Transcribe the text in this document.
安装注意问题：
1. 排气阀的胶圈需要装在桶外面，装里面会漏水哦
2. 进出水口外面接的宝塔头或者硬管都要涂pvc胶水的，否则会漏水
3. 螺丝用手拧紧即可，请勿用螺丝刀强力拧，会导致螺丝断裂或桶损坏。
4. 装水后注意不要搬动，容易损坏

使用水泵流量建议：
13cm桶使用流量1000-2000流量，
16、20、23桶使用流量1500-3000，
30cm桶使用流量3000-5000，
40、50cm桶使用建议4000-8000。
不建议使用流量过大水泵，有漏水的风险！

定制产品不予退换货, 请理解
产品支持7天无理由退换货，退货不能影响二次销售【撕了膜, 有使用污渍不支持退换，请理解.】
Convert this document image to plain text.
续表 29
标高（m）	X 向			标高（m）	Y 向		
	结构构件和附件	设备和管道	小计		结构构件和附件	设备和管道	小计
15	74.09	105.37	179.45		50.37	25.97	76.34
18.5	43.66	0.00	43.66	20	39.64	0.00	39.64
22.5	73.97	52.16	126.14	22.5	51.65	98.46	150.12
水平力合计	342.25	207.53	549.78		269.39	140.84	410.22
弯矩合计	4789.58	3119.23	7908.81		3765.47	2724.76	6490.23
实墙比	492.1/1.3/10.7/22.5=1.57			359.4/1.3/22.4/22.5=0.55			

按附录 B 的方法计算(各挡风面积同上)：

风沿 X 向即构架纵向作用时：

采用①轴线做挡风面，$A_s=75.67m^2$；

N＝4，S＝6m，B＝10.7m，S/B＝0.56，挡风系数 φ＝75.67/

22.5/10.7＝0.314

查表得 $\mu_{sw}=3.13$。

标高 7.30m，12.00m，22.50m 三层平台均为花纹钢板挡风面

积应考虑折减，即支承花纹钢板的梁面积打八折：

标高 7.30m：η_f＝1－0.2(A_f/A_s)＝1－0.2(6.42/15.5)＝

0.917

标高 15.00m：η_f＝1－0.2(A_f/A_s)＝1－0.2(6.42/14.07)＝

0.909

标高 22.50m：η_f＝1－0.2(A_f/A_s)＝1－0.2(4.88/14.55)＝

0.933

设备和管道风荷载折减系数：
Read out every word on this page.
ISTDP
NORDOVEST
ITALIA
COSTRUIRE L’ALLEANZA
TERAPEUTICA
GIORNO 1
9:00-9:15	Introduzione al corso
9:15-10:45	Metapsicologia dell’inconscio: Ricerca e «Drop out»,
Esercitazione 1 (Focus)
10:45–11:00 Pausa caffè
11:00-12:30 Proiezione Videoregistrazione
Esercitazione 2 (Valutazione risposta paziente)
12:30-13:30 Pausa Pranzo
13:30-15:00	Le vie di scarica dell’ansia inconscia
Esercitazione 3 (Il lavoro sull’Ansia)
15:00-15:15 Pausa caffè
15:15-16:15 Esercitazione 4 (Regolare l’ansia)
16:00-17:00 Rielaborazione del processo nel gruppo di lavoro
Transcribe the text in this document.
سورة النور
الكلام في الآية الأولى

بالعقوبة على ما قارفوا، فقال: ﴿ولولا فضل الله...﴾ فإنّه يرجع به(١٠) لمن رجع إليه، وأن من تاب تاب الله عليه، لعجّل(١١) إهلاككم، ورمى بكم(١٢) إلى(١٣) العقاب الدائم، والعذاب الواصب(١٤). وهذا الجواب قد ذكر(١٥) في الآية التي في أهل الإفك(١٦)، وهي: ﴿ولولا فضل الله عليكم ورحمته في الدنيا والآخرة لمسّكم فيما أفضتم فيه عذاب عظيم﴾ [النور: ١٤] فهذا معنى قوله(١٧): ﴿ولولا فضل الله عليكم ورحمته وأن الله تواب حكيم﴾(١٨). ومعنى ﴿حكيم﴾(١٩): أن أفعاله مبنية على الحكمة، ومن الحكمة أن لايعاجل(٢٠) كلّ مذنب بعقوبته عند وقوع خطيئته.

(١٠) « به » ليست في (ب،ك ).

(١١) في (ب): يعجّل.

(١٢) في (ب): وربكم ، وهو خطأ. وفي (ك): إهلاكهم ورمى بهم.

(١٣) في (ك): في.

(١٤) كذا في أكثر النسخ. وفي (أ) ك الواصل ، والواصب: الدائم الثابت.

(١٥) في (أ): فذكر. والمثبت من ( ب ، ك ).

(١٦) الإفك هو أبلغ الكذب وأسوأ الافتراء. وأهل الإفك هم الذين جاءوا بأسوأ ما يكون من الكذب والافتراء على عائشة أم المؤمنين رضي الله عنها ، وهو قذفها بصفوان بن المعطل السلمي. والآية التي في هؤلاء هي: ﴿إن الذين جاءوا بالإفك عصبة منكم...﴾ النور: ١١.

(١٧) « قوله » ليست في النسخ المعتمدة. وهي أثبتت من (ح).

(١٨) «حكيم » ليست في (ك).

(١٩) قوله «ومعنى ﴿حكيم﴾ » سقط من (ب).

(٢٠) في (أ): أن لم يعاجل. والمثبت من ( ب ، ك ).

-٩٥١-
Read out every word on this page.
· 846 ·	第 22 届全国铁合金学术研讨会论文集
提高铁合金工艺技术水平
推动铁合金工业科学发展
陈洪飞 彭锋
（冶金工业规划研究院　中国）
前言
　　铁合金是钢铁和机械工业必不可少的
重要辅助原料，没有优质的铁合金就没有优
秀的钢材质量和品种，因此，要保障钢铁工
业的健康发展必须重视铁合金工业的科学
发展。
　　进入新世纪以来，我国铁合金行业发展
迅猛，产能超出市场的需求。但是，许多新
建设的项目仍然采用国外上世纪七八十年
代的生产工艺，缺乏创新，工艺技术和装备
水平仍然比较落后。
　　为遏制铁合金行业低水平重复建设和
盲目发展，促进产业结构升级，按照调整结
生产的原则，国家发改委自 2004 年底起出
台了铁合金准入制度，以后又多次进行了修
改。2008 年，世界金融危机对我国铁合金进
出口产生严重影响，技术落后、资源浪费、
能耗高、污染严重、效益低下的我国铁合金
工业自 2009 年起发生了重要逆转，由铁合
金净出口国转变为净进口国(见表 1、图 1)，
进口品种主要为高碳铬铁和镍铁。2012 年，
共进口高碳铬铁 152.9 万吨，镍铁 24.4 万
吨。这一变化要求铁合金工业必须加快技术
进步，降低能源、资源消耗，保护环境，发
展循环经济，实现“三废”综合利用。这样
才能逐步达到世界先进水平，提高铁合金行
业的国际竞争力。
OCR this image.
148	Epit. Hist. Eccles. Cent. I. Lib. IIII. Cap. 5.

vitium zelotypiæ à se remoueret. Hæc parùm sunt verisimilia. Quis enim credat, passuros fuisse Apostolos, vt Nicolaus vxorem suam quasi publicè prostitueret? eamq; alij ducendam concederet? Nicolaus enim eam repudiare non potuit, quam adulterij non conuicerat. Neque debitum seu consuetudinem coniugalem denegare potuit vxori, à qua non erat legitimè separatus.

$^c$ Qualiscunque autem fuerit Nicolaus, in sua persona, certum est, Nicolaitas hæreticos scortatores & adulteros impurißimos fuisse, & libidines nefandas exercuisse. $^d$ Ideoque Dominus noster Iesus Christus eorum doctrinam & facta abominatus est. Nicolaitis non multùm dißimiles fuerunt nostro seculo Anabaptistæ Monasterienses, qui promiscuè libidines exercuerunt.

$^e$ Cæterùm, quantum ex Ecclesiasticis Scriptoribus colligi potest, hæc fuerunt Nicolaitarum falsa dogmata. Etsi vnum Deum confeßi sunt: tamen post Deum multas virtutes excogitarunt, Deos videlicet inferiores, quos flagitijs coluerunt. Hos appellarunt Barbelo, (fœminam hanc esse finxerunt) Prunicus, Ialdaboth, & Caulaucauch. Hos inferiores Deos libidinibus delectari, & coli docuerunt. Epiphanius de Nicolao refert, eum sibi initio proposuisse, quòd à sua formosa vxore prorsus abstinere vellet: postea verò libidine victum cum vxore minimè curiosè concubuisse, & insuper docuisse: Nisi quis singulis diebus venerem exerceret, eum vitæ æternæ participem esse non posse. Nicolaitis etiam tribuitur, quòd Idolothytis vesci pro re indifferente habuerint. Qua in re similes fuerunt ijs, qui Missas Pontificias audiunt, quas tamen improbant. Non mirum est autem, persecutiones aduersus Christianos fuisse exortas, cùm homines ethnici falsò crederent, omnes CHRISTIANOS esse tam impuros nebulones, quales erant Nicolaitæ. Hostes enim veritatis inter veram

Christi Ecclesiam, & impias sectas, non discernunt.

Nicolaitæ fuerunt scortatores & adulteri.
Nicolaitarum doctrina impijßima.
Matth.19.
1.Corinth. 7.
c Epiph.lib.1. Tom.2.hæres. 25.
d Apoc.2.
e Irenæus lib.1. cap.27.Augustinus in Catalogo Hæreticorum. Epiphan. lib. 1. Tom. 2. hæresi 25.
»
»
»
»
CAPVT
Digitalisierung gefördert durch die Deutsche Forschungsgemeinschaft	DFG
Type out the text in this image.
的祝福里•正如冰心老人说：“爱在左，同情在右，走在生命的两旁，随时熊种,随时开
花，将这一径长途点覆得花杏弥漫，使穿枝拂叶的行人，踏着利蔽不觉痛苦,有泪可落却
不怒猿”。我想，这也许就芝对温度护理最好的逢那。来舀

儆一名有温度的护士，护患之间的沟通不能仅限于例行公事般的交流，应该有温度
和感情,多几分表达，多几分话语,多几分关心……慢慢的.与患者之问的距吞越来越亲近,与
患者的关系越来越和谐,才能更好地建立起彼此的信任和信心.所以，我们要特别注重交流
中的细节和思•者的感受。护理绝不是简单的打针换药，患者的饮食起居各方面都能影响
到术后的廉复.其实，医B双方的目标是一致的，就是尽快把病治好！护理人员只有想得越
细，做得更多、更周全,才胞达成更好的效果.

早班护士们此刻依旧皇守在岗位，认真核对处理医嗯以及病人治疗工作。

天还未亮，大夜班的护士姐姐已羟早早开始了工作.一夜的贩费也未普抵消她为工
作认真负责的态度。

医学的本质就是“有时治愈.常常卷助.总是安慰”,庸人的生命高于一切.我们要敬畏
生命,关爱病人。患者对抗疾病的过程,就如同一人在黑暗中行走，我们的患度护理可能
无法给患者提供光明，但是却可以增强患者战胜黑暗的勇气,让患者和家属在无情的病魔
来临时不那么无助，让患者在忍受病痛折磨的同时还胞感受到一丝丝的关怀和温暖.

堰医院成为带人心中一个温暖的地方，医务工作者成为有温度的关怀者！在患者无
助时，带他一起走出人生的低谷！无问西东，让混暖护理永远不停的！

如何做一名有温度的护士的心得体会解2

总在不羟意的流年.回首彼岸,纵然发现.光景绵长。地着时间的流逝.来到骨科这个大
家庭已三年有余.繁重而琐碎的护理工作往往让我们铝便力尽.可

• • • •

DESCRIPTION OF THE TASK
In the listing above, find the line containing "Type out the text in this image.", then reproduce it and each line after it through the end, exactly and with nothing added.

ANSWER TO THE TASK
Type out the text in this image.
的祝福里•正如冰心老人说：“爱在左，同情在右，走在生命的两旁，随时熊种,随时开
花，将这一径长途点覆得花杏弥漫，使穿枝拂叶的行人，踏着利蔽不觉痛苦,有泪可落却
不怒猿”。我想，这也许就芝对温度护理最好的逢那。来舀

儆一名有温度的护士，护患之间的沟通不能仅限于例行公事般的交流，应该有温度
和感情,多几分表达，多几分话语,多几分关心……慢慢的.与患者之问的距吞越来越亲近,与
患者的关系越来越和谐,才能更好地建立起彼此的信任和信心.所以，我们要特别注重交流
中的细节和思•者的感受。护理绝不是简单的打针换药，患者的饮食起居各方面都能影响
到术后的廉复.其实，医B双方的目标是一致的，就是尽快把病治好！护理人员只有想得越
细，做得更多、更周全,才胞达成更好的效果.

早班护士们此刻依旧皇守在岗位，认真核对处理医嗯以及病人治疗工作。

天还未亮，大夜班的护士姐姐已羟早早开始了工作.一夜的贩费也未普抵消她为工
作认真负责的态度。

医学的本质就是“有时治愈.常常卷助.总是安慰”,庸人的生命高于一切.我们要敬畏
生命,关爱病人。患者对抗疾病的过程,就如同一人在黑暗中行走，我们的患度护理可能
无法给患者提供光明，但是却可以增强患者战胜黑暗的勇气,让患者和家属在无情的病魔
来临时不那么无助，让患者在忍受病痛折磨的同时还胞感受到一丝丝的关怀和温暖.

堰医院成为带人心中一个温暖的地方，医务工作者成为有温度的关怀者！在患者无
助时，带他一起走出人生的低谷！无问西东，让混暖护理永远不停的！

如何做一名有温度的护士的心得体会解2

总在不羟意的流年.回首彼岸,纵然发现.光景绵长。地着时间的流逝.来到骨科这个大
家庭已三年有余.繁重而琐碎的护理工作往往让我们铝便力尽.可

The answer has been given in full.